GOAL: Reproduce the listing word for word, leaving every picture behind.

PROVIDED DATA:
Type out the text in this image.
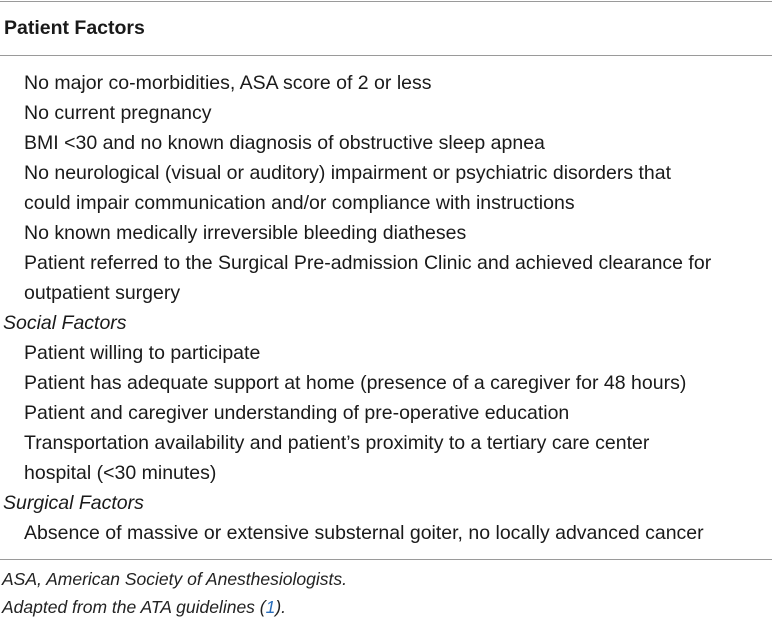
Patient Factors
No major co-morbidities, ASA score of 2 or less
No current pregnancy
BMI <30 and no known diagnosis of obstructive sleep apnea
No neurological (visual or auditory) impairment or psychiatric disorders that
could impair communication and/or compliance with instructions
No known medically irreversible bleeding diatheses
Patient referred to the Surgical Pre-admission Clinic and achieved clearance for
outpatient surgery
Social Factors
Patient willing to participate
Patient has adequate support at home (presence of a caregiver for 48 hours)
Patient and caregiver understanding of pre-operative education
Transportation availability and patient’s proximity to a tertiary care center
hospital (<30 minutes)
Surgical Factors
Absence of massive or extensive substernal goiter, no locally advanced cancer
ASA, American Society of Anesthesiologists.
Adapted from the ATA guidelines (1).
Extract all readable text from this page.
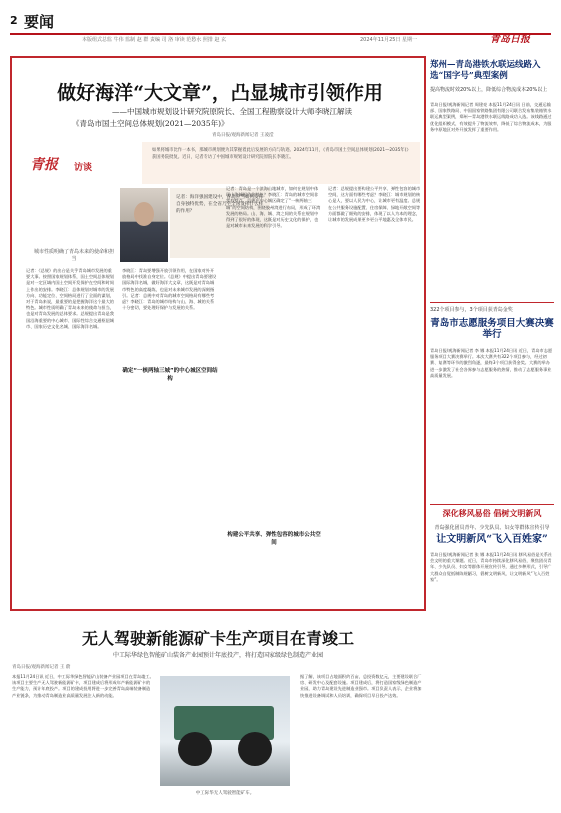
2 要闻
本版组式总监 牛伟 监制 赵 群 责编 司 洛 审读 范愁水 照排 赵 玄	2024年11月25日 星期一	青岛日报
做好海洋“大文章”，凸显城市引领作用
——中国城市规划设计研究院原院长、全国工程勘察设计大师李晓江解读
《青岛市国土空间总体规划(2021—2035年)》
青岛日报/观海新闻记者 王凌滢
青报 访谈
如果将城市比作一本书，那城市规划便为其掌握着此后发展的方向与轨迹。2024年11月，《青岛市国土空间总体规划(2021—2035年)》获国务院批复。近日，记者专访了中国城市规划设计研究院原院长李晓江。
记者：海洋强国建设中，青岛应当如何发挥自身独特优势，在全省乃至全国发挥什么样的作用？
城市性质明确了青岛未来的使命和担当
记者：《总规》的出台是关乎青岛城市发展的重要大事。按照国家规划体系，国土空间总体规划是对一定区域内国土空间开发保护在空间和时间上作出的安排。李晓江：总体规划对城市的发展方向、功能定位、空间格局进行了全面的谋划，对于青岛来说，最重要的是把握海洋这个最大的特色。城市性质明确了青岛未来的使命与担当，也是对青岛发展的总体要求。总规提出青岛是我国沿海重要的中心城市、国际性综合交通枢纽城市、国家历史文化名城、国际海洋名城。
李晓江：青岛要增强开放引领作用，在国家对外开放格局中找准自身定位。《总规》中提出青岛要建设国际海洋名城，做好海洋大文章，这既是对青岛城市特色的高度凝练，也是对未来城市发展的深刻指引。记者：总规中对青岛的城市空间格局有哪些考虑？李晓江：青岛的城市结构与山、海、城的关系十分密切，要处理好保护与发展的关系。
确定“一核两轴三城”的中心城区空间结构
记者：青岛是一个滨海山地城市，如何在规划中体现山海城相依的特色？李晓江：青岛的城市空间非常有特点，总规在中心城区确定了“一核两轴三城”的空间结构，围绕胶州湾进行布局，形成了环湾发展的格局。山、海、城、湾之间的关系在规划中得到了很好的体现，这既是对历史文化的保护，也是对城市未来发展的科学引导。
构建公平共享、弹性包容的城市公共空间
记者：总规提出要构建公平共享、弹性包容的城市空间，这方面有哪些考虑？李晓江：城市规划的核心是人，要以人民为中心，让城市更有温度。总规在公共服务设施配置、住房保障、绿地开敞空间等方面都做了细致的安排，体现了以人为本的理念，让城市的发展成果更多更公平地惠及全体市民。
郑州—青岛港铁水联运线路入选“国字号”典型案例
提高物流时效20%以上，降低综合物流成本20%以上
青岛日报/观海新闻记者 周建亮 本报11月24日讯 日前，交通运输部、国家铁路局、中国国家铁路集团有限公司联合发布集装箱铁水联运典型案例，郑州—青岛港铁水联运线路成功入选。该线路通过优化组织模式，有效提升了物流效率，降低了综合物流成本，为服务中原地区对外开放发挥了重要作用。
322个项目参与，3个项目获青岛金奖
青岛市志愿服务项目大赛决赛举行
青岛日报/观海新闻记者 李 娜 本报11月24日讯 近日，青岛市志愿服务项目大赛决赛举行。本次大赛共有322个项目参与，经过初赛、复赛等环节的激烈角逐，最终3个项目获得金奖。大赛的举办进一步激发了社会各界参与志愿服务的热情，推动了志愿服务事业高质量发展。
深化移风易俗 倡树文明新风
青岛强化团员青年、少先队员、妇女等群体宣传引导
让文明新风“飞入百姓家”
青岛日报/观海新闻记者 张 娜 本报11月24日讯 移风易俗是关系社会文明的重大课题。近日，青岛市持续深化移风易俗，聚焦团员青年、少先队员、妇女等群体开展宣传引导，通过多种形式，引导广大群众自觉抵制陈规陋习，倡树文明新风，让文明新风“飞入百姓家”。
无人驾驶新能源矿卡生产项目在青竣工
中工际华绿色智能矿山装备产业园预计年底投产，将打造国家级绿色制造产业园
青岛日报/观海新闻记者 王 蔚
本报11月24日讯 近日，中工际华绿色智能矿山装备产业园项目在青岛竣工。该项目主要生产无人驾驶新能源矿卡，项目建成后将形成年产新能源矿卡的生产能力，预计年底投产。项目的建成投用将进一步完善青岛高端装备制造产业链条，为推动青岛制造业高质量发展注入新的动能。
中工际华无人驾驶智能矿车。
据了解，该项目占地面积约百亩，总投资数亿元，主要建设联合厂房、研发中心及配套设施。项目建成后，将打造国家级绿色制造产业园，助力青岛建设先进制造业强市。项目负责人表示，企业将加快推进设备调试和人员培训，确保项目早日投产达效。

EXERCISE RESPONSE:
Type out the text in this image.
Patient Factors
No major co-morbidities, ASA score of 2 or less
No current pregnancy
BMI <30 and no known diagnosis of obstructive sleep apnea
No neurological (visual or auditory) impairment or psychiatric disorders that
could impair communication and/or compliance with instructions
No known medically irreversible bleeding diatheses
Patient referred to the Surgical Pre-admission Clinic and achieved clearance for
outpatient surgery
Social Factors
Patient willing to participate
Patient has adequate support at home (presence of a caregiver for 48 hours)
Patient and caregiver understanding of pre-operative education
Transportation availability and patient’s proximity to a tertiary care center
hospital (<30 minutes)
Surgical Factors
Absence of massive or extensive substernal goiter, no locally advanced cancer
ASA, American Society of Anesthesiologists.
Adapted from the ATA guidelines (1).
Extract all readable text from this page.
2 要闻
本版组式总监 牛伟 监制 赵 群 责编 司 洛 审读 范愁水 照排 赵 玄	2024年11月25日 星期一	青岛日报
做好海洋“大文章”，凸显城市引领作用
——中国城市规划设计研究院原院长、全国工程勘察设计大师李晓江解读
《青岛市国土空间总体规划(2021—2035年)》
青岛日报/观海新闻记者 王凌滢
青报 访谈
如果将城市比作一本书，那城市规划便为其掌握着此后发展的方向与轨迹。2024年11月，《青岛市国土空间总体规划(2021—2035年)》获国务院批复。近日，记者专访了中国城市规划设计研究院原院长李晓江。
记者：海洋强国建设中，青岛应当如何发挥自身独特优势，在全省乃至全国发挥什么样的作用？
城市性质明确了青岛未来的使命和担当
记者：《总规》的出台是关乎青岛城市发展的重要大事。按照国家规划体系，国土空间总体规划是对一定区域内国土空间开发保护在空间和时间上作出的安排。李晓江：总体规划对城市的发展方向、功能定位、空间格局进行了全面的谋划，对于青岛来说，最重要的是把握海洋这个最大的特色。城市性质明确了青岛未来的使命与担当，也是对青岛发展的总体要求。总规提出青岛是我国沿海重要的中心城市、国际性综合交通枢纽城市、国家历史文化名城、国际海洋名城。
李晓江：青岛要增强开放引领作用，在国家对外开放格局中找准自身定位。《总规》中提出青岛要建设国际海洋名城，做好海洋大文章，这既是对青岛城市特色的高度凝练，也是对未来城市发展的深刻指引。记者：总规中对青岛的城市空间格局有哪些考虑？李晓江：青岛的城市结构与山、海、城的关系十分密切，要处理好保护与发展的关系。
确定“一核两轴三城”的中心城区空间结构
记者：青岛是一个滨海山地城市，如何在规划中体现山海城相依的特色？李晓江：青岛的城市空间非常有特点，总规在中心城区确定了“一核两轴三城”的空间结构，围绕胶州湾进行布局，形成了环湾发展的格局。山、海、城、湾之间的关系在规划中得到了很好的体现，这既是对历史文化的保护，也是对城市未来发展的科学引导。
构建公平共享、弹性包容的城市公共空间
记者：总规提出要构建公平共享、弹性包容的城市空间，这方面有哪些考虑？李晓江：城市规划的核心是人，要以人民为中心，让城市更有温度。总规在公共服务设施配置、住房保障、绿地开敞空间等方面都做了细致的安排，体现了以人为本的理念，让城市的发展成果更多更公平地惠及全体市民。
郑州—青岛港铁水联运线路入选“国字号”典型案例
提高物流时效20%以上，降低综合物流成本20%以上
青岛日报/观海新闻记者 周建亮 本报11月24日讯 日前，交通运输部、国家铁路局、中国国家铁路集团有限公司联合发布集装箱铁水联运典型案例，郑州—青岛港铁水联运线路成功入选。该线路通过优化组织模式，有效提升了物流效率，降低了综合物流成本，为服务中原地区对外开放发挥了重要作用。
322个项目参与，3个项目获青岛金奖
青岛市志愿服务项目大赛决赛举行
青岛日报/观海新闻记者 李 娜 本报11月24日讯 近日，青岛市志愿服务项目大赛决赛举行。本次大赛共有322个项目参与，经过初赛、复赛等环节的激烈角逐，最终3个项目获得金奖。大赛的举办进一步激发了社会各界参与志愿服务的热情，推动了志愿服务事业高质量发展。
深化移风易俗 倡树文明新风
青岛强化团员青年、少先队员、妇女等群体宣传引导
让文明新风“飞入百姓家”
青岛日报/观海新闻记者 张 娜 本报11月24日讯 移风易俗是关系社会文明的重大课题。近日，青岛市持续深化移风易俗，聚焦团员青年、少先队员、妇女等群体开展宣传引导，通过多种形式，引导广大群众自觉抵制陈规陋习，倡树文明新风，让文明新风“飞入百姓家”。
无人驾驶新能源矿卡生产项目在青竣工
中工际华绿色智能矿山装备产业园预计年底投产，将打造国家级绿色制造产业园
青岛日报/观海新闻记者 王 蔚
本报11月24日讯 近日，中工际华绿色智能矿山装备产业园项目在青岛竣工。该项目主要生产无人驾驶新能源矿卡，项目建成后将形成年产新能源矿卡的生产能力，预计年底投产。项目的建成投用将进一步完善青岛高端装备制造产业链条，为推动青岛制造业高质量发展注入新的动能。
中工际华无人驾驶智能矿车。
据了解，该项目占地面积约百亩，总投资数亿元，主要建设联合厂房、研发中心及配套设施。项目建成后，将打造国家级绿色制造产业园，助力青岛建设先进制造业强市。项目负责人表示，企业将加快推进设备调试和人员培训，确保项目早日投产达效。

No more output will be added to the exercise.